# REQUEST
Identify each line in the entries below that contains the string "paragraph", and copy every such line in full.

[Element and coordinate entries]

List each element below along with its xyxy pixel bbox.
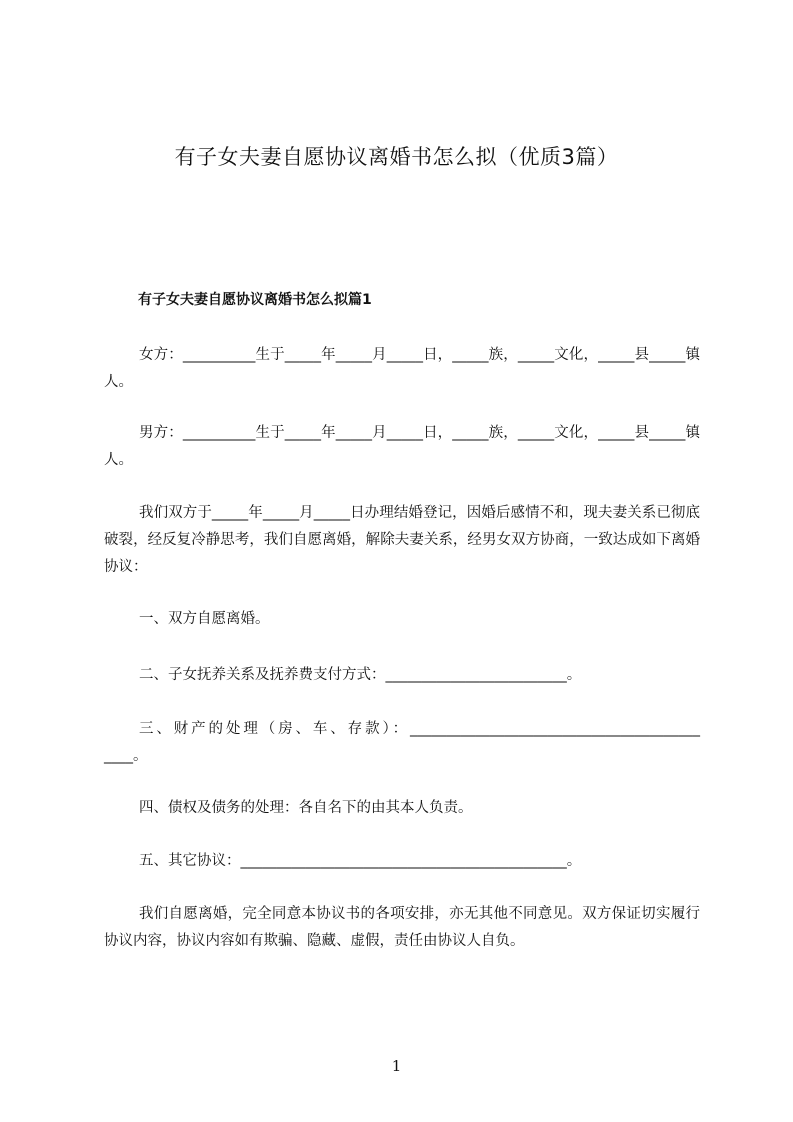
paragraph-female-party: 女方：__________生于_____年_____月_____日，_____族，_____文化，_____县_____镇人。 xyxy=(104,347,700,390)
clause-1: 一、双方自愿离婚。 xyxy=(139,611,270,627)
clause-5: 五、其它协议：_____________________________________________。 xyxy=(139,853,582,869)
page-number: 1 xyxy=(391,1057,402,1075)
paragraph-closing: 我们自愿离婚，完全同意本协议书的各项安排，亦无其他不同意见。双方保证切实履行协议内容，协议内容如有欺骗、隐藏、虚假，责任由协议人自负。 xyxy=(104,906,700,949)
clause-2: 二、子女抚养关系及抚养费支付方式：_________________________。 xyxy=(139,667,582,683)
paragraph-preamble: 我们双方于_____年_____月_____日办理结婚登记，因婚后感情不和，现夫妻关系已彻底破裂，经反复冷静思考，我们自愿离婚，解除夫妻关系，经男女双方协商，一致达成如下离婚协议： xyxy=(104,505,700,575)
paragraph-male-party: 男方：__________生于_____年_____月_____日，_____族，_____文化，_____县_____镇人。 xyxy=(104,425,700,468)
section-heading: 有子女夫妻自愿协议离婚书怎么拟篇1 xyxy=(138,292,372,308)
clause-3: 三、财产的处理（房、车、存款）：________________________________________ ____。 xyxy=(104,721,700,764)
document-title: 有子女夫妻自愿协议离婚书怎么拟（优质3篇） xyxy=(174,145,619,169)
clause-4: 四、债权及债务的处理：各自名下的由其本人负责。 xyxy=(139,800,473,816)
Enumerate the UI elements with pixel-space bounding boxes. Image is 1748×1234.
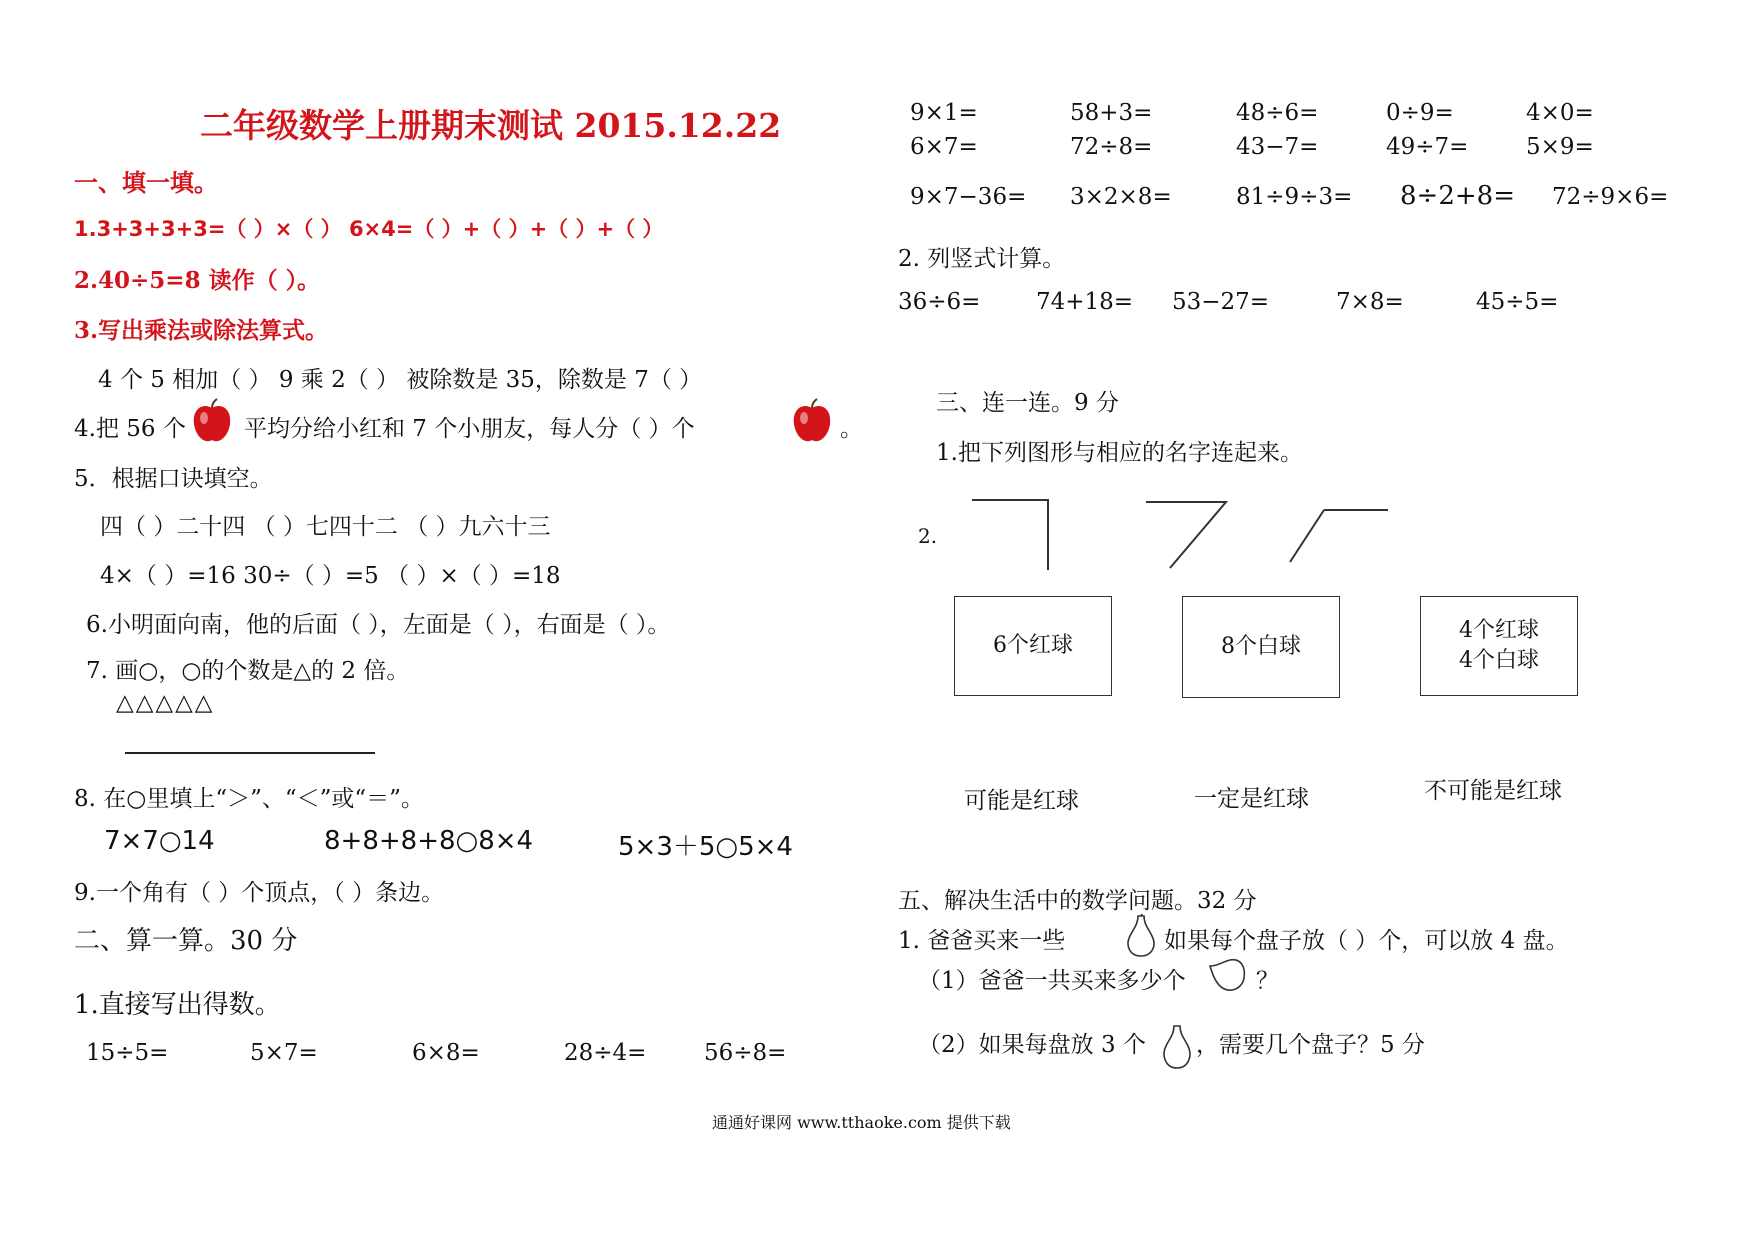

# RESULT BELOW
paragraph-female-party: 女方：__________生于_____年_____月_____日，_____族，_____文化，_____县_____镇人。 xyxy=(104,347,700,390)
paragraph-closing: 我们自愿离婚，完全同意本协议书的各项安排，亦无其他不同意见。双方保证切实履行协议内容，协议内容如有欺骗、隐藏、虚假，责任由协议人自负。 xyxy=(104,906,700,949)
paragraph-preamble: 我们双方于_____年_____月_____日办理结婚登记，因婚后感情不和，现夫妻关系已彻底破裂，经反复冷静思考，我们自愿离婚，解除夫妻关系，经男女双方协商，一致达成如下离婚协议： xyxy=(104,505,700,575)
paragraph-male-party: 男方：__________生于_____年_____月_____日，_____族，_____文化，_____县_____镇人。 xyxy=(104,425,700,468)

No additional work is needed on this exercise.